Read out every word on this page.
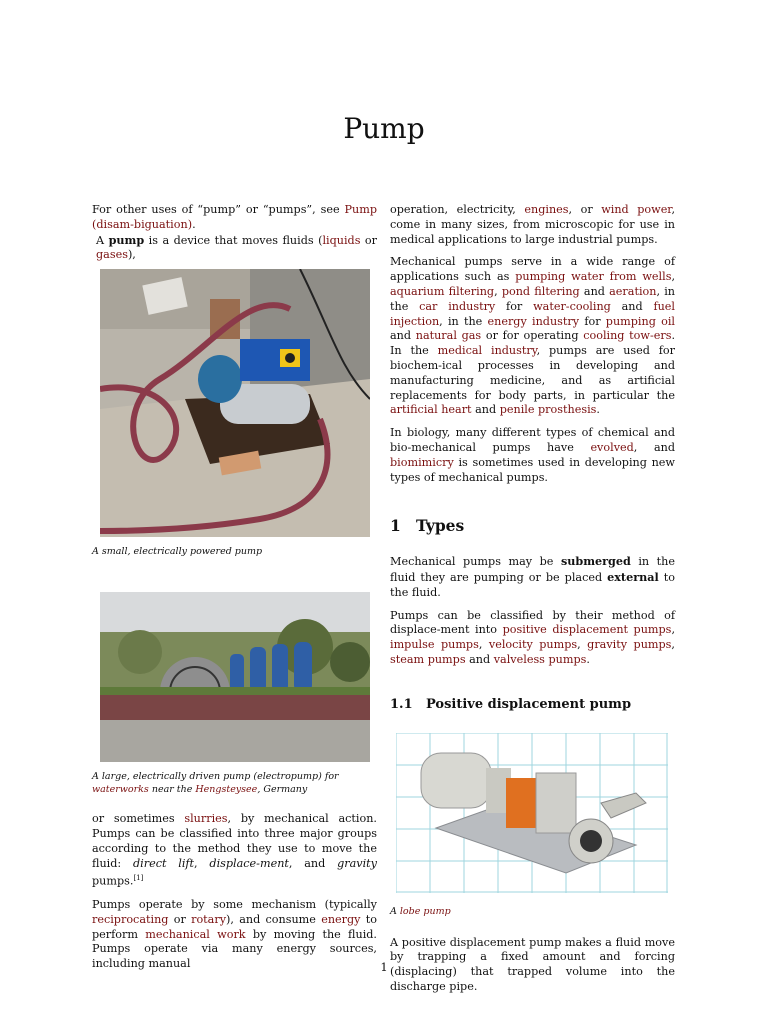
Pump

For other uses of “pump” or “pumps”, see Pump (disam-biguation).

A pump is a device that moves fluids (liquids or gases),

A small, electrically powered pump

A large, electrically driven pump (electropump) for waterworks near the Hengsteysee, Germany

or sometimes slurries, by mechanical action. Pumps can be classified into three major groups according to the method they use to move the fluid: direct lift, displace-ment, and gravity pumps.[1]

Pumps operate by some mechanism (typically reciprocating or rotary), and consume energy to perform mechanical work by moving the fluid. Pumps operate via many energy sources, including manual

operation, electricity, engines, or wind power, come in many sizes, from microscopic for use in medical applications to large industrial pumps.

Mechanical pumps serve in a wide range of applications such as pumping water from wells, aquarium filtering, pond filtering and aeration, in the car industry for water-cooling and fuel injection, in the energy industry for pumping oil and natural gas or for operating cooling tow-ers. In the medical industry, pumps are used for biochem-ical processes in developing and manufacturing medicine, and as artificial replacements for body parts, in particular the artificial heart and penile prosthesis.

In biology, many different types of chemical and bio-mechanical pumps have evolved, and biomimicry is sometimes used in developing new types of mechanical pumps.

1 Types

Mechanical pumps may be submerged in the fluid they are pumping or be placed external to the fluid.

Pumps can be classified by their method of displace-ment into positive displacement pumps, impulse pumps, velocity pumps, gravity pumps, steam pumps and valveless pumps.

1.1 Positive displacement pump

A lobe pump

A positive displacement pump makes a fluid move by trapping a fixed amount and forcing (displacing) that trapped volume into the discharge pipe.

1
◇ ◇ ◇
▶ _PROBLEM_: Drop the images and repeat the data exactly.

▶ _RESULT BELOW_:
Read out every word on this page.
Pump

For other uses of “pump” or “pumps”, see Pump (disam-biguation).

A pump is a device that moves fluids (liquids or gases),

A small, electrically powered pump

A large, electrically driven pump (electropump) for waterworks near the Hengsteysee, Germany

or sometimes slurries, by mechanical action. Pumps can be classified into three major groups according to the method they use to move the fluid: direct lift, displace-ment, and gravity pumps.[1]

Pumps operate by some mechanism (typically reciprocating or rotary), and consume energy to perform mechanical work by moving the fluid. Pumps operate via many energy sources, including manual

operation, electricity, engines, or wind power, come in many sizes, from microscopic for use in medical applications to large industrial pumps.

Mechanical pumps serve in a wide range of applications such as pumping water from wells, aquarium filtering, pond filtering and aeration, in the car industry for water-cooling and fuel injection, in the energy industry for pumping oil and natural gas or for operating cooling tow-ers. In the medical industry, pumps are used for biochem-ical processes in developing and manufacturing medicine, and as artificial replacements for body parts, in particular the artificial heart and penile prosthesis.

In biology, many different types of chemical and bio-mechanical pumps have evolved, and biomimicry is sometimes used in developing new types of mechanical pumps.

1 Types

Mechanical pumps may be submerged in the fluid they are pumping or be placed external to the fluid.

Pumps can be classified by their method of displace-ment into positive displacement pumps, impulse pumps, velocity pumps, gravity pumps, steam pumps and valveless pumps.

1.1 Positive displacement pump

A lobe pump

A positive displacement pump makes a fluid move by trapping a fixed amount and forcing (displacing) that trapped volume into the discharge pipe.

1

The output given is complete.